Figure content listings:
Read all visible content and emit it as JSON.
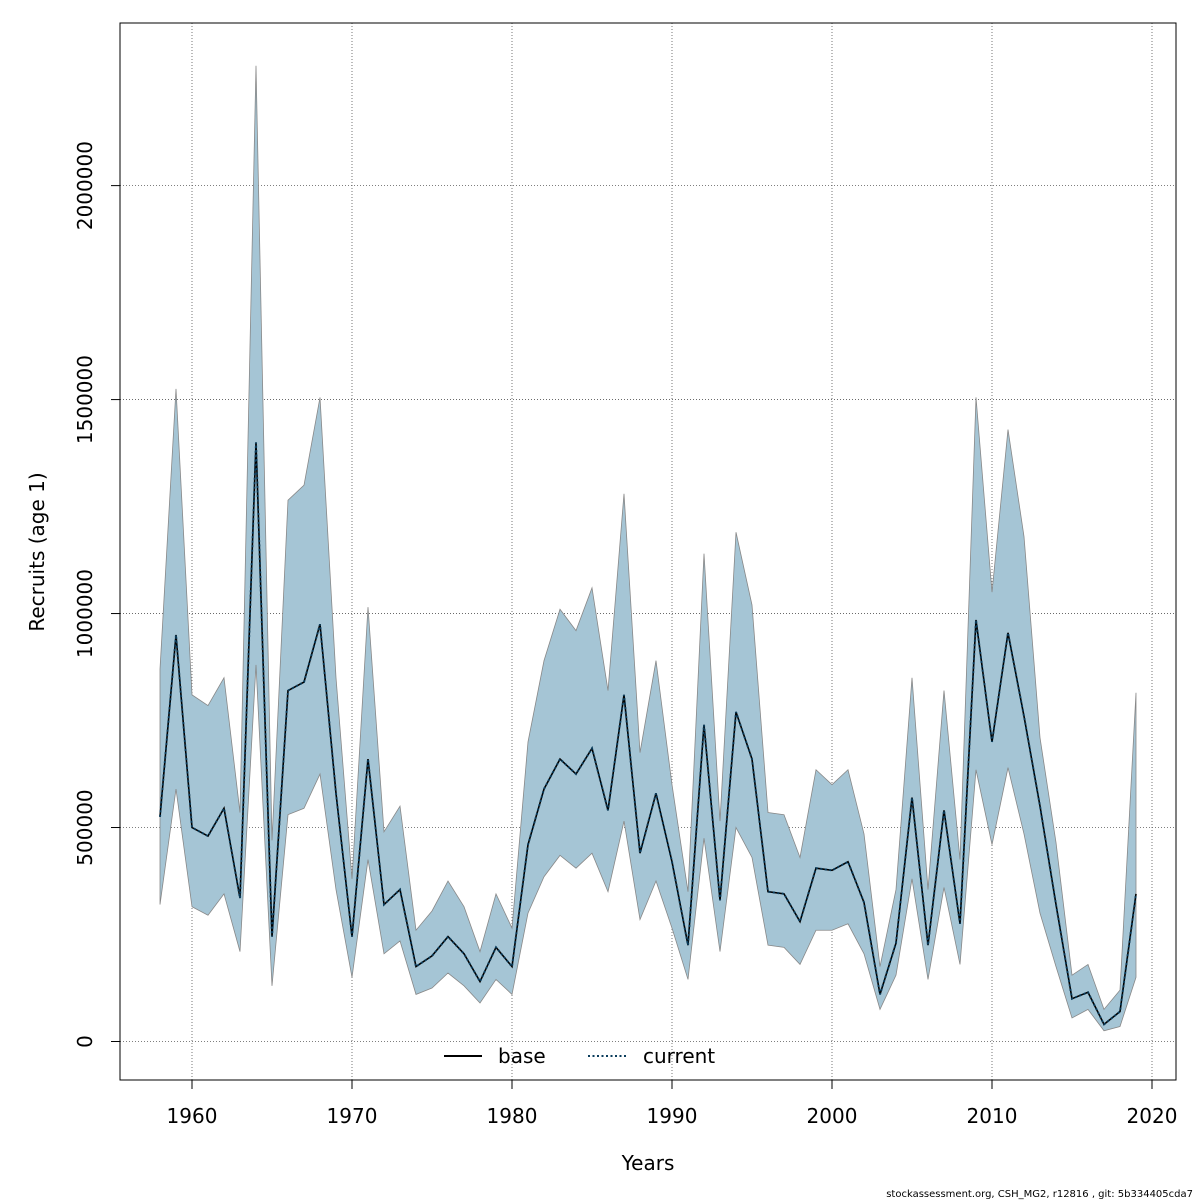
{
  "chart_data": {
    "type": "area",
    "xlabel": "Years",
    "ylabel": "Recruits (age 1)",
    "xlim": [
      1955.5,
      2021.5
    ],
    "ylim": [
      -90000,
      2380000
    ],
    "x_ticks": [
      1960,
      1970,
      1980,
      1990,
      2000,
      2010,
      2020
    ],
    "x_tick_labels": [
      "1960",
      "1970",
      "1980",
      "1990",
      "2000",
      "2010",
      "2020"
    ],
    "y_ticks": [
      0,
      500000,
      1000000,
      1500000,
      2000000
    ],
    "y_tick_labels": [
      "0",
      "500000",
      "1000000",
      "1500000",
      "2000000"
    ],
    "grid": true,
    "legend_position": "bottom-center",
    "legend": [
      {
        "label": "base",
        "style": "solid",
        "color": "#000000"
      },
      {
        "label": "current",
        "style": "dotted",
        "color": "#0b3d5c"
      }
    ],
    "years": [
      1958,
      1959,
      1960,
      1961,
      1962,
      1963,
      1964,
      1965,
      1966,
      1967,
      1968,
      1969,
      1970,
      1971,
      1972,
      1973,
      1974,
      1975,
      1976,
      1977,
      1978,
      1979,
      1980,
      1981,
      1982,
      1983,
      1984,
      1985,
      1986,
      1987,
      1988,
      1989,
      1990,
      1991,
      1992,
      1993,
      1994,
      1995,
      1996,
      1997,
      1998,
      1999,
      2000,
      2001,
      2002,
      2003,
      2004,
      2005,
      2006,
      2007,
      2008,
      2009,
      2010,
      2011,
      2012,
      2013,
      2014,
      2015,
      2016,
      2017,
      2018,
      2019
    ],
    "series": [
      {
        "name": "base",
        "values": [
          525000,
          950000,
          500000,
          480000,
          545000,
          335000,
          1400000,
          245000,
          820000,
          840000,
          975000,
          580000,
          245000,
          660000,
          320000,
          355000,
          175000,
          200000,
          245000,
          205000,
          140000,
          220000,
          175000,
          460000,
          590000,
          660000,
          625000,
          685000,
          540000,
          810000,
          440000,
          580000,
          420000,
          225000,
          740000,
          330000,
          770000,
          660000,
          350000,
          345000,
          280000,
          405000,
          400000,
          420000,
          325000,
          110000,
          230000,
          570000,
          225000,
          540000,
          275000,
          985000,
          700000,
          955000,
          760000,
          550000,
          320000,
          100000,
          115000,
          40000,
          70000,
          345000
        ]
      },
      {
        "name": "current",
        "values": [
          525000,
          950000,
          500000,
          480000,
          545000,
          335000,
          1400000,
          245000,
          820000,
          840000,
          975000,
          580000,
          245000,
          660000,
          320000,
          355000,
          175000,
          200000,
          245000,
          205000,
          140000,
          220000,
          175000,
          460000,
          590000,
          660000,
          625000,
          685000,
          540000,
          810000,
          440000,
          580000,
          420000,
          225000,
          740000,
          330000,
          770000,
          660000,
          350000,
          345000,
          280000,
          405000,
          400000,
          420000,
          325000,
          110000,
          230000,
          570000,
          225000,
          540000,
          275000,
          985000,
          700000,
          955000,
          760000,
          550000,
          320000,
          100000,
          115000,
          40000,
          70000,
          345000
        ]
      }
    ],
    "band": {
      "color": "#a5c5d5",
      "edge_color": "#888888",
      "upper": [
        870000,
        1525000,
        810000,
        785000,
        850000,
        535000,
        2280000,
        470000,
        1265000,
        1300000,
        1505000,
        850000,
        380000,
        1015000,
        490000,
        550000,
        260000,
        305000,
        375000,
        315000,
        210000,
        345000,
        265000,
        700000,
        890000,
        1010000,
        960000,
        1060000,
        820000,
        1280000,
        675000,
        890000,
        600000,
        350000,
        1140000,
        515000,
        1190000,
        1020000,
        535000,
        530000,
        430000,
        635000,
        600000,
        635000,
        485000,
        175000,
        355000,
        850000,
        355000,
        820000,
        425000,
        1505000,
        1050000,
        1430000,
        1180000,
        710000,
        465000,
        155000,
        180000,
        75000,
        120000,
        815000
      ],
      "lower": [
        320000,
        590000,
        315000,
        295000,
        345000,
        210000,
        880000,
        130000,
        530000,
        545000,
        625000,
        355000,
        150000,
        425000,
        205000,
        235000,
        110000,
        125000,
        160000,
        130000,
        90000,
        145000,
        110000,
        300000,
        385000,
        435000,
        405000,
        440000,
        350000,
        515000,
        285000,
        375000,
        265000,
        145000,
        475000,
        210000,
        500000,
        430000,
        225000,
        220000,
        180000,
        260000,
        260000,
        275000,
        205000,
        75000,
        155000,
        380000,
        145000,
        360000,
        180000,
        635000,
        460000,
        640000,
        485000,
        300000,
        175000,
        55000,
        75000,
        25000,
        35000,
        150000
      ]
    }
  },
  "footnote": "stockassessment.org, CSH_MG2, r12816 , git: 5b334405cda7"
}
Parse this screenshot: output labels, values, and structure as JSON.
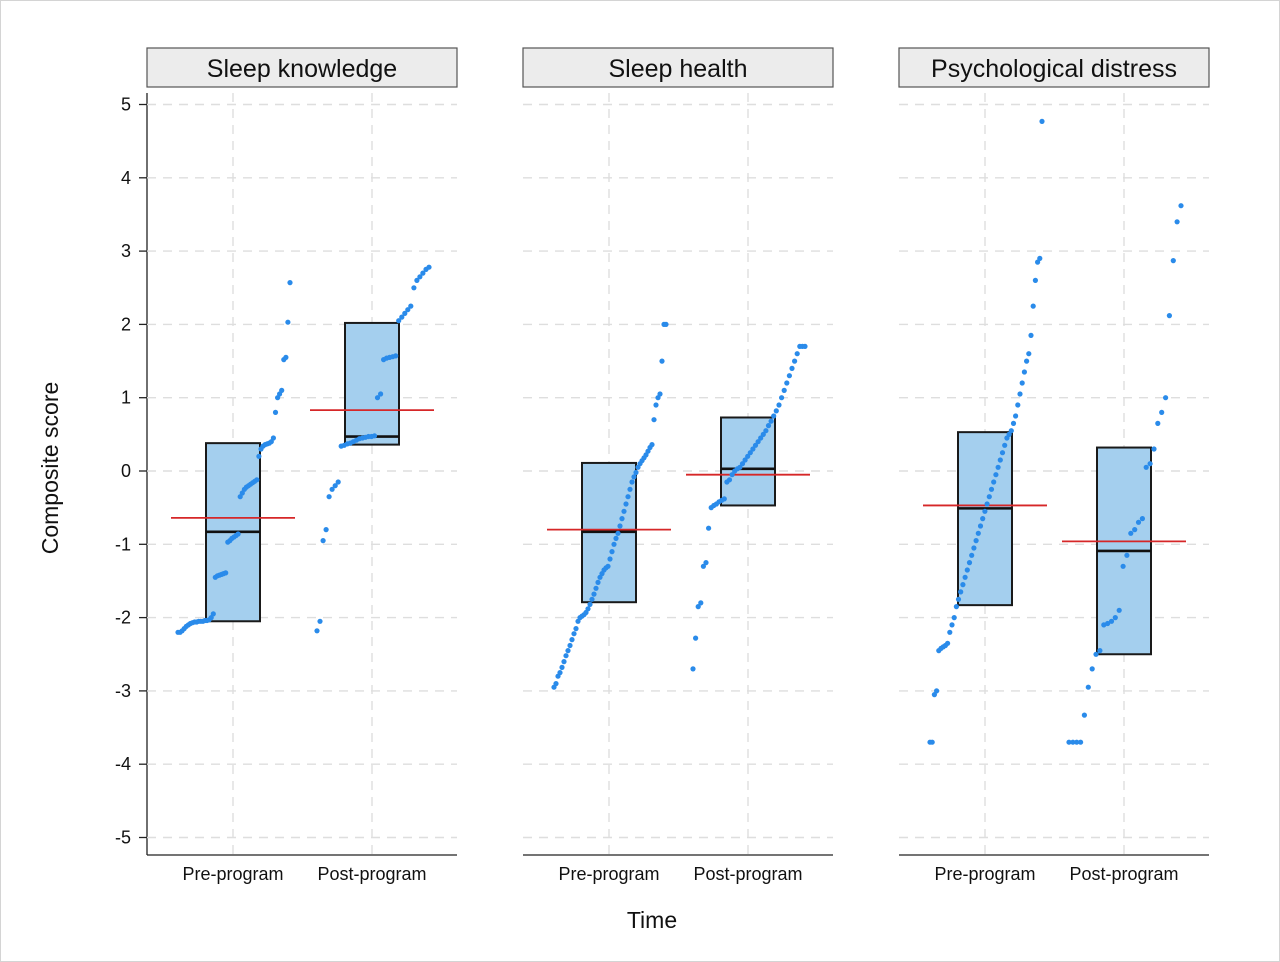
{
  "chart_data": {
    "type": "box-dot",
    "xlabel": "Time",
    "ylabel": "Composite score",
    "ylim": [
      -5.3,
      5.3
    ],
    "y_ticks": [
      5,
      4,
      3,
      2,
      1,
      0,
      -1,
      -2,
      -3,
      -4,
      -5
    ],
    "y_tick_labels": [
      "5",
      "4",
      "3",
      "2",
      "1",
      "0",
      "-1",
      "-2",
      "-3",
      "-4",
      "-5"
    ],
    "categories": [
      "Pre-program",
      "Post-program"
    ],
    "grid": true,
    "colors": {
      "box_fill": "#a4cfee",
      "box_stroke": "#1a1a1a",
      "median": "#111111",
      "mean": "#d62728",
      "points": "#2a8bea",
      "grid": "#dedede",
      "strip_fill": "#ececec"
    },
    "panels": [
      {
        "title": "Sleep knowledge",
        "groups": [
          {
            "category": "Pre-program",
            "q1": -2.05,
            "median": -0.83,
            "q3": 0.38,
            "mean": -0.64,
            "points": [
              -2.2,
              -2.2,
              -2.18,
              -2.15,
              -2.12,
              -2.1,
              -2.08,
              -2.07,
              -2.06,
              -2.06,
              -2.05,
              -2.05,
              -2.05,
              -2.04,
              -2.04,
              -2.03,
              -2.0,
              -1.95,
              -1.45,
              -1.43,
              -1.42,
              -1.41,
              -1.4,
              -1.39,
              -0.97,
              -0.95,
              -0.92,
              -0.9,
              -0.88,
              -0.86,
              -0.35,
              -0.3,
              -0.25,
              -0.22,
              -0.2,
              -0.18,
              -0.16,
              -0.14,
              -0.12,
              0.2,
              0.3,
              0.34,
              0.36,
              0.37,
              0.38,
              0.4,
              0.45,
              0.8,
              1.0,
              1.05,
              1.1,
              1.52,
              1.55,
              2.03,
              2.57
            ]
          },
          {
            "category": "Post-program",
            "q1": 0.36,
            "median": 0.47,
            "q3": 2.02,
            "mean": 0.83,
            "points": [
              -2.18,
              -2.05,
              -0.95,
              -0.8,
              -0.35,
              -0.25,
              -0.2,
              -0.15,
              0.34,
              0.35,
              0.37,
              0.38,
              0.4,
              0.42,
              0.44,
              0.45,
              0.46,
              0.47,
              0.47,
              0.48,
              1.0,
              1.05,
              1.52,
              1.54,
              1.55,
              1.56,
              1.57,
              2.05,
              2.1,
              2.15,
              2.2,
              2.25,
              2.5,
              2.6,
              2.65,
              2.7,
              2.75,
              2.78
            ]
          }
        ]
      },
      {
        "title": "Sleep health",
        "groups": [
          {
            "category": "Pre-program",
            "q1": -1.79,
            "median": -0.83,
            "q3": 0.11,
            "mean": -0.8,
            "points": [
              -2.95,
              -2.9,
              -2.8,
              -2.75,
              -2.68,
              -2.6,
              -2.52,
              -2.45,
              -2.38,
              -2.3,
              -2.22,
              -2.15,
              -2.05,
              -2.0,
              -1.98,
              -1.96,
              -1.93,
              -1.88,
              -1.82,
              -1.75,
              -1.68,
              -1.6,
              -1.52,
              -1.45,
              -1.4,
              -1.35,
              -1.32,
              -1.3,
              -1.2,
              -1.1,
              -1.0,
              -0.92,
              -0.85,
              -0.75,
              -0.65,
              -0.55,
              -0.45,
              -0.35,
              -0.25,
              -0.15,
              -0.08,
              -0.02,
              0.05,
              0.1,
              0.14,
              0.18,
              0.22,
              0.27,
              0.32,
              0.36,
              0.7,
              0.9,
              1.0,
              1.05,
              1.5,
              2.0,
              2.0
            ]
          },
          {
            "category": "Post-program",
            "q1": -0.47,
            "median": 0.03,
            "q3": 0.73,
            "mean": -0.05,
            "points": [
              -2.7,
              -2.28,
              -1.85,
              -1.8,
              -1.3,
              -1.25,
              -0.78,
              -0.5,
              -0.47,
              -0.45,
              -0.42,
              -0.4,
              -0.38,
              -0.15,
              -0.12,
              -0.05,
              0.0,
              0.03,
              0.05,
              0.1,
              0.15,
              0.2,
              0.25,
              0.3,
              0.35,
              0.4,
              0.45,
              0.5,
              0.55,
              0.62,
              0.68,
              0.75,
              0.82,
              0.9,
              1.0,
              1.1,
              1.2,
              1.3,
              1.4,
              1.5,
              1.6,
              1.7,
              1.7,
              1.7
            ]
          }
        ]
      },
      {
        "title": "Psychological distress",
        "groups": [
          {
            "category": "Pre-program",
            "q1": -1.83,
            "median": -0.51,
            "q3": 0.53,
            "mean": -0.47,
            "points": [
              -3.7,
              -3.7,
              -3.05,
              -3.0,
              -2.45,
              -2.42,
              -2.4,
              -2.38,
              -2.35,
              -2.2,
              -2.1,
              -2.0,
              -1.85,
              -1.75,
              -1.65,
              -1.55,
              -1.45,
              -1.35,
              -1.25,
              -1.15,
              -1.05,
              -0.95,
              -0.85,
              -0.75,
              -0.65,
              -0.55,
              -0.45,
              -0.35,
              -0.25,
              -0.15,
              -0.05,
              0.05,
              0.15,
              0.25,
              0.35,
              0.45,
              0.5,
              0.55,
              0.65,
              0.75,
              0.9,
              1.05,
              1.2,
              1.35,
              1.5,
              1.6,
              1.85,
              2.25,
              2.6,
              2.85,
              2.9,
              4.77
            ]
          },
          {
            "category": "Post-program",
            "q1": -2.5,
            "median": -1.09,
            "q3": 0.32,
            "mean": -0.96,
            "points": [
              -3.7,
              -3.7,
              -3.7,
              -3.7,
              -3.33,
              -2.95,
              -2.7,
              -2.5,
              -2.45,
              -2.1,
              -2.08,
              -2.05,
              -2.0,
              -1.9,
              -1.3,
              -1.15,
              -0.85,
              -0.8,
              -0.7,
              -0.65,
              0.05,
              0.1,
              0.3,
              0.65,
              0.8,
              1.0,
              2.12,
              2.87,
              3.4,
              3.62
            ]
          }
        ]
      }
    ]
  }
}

Task description: Reproduce each line holding the word "median".

Task result:
      "median": "#111111",
            "median": -0.83,
            "median": 0.47,
            "median": -0.83,
            "median": 0.03,
            "median": -0.51,
            "median": -1.09,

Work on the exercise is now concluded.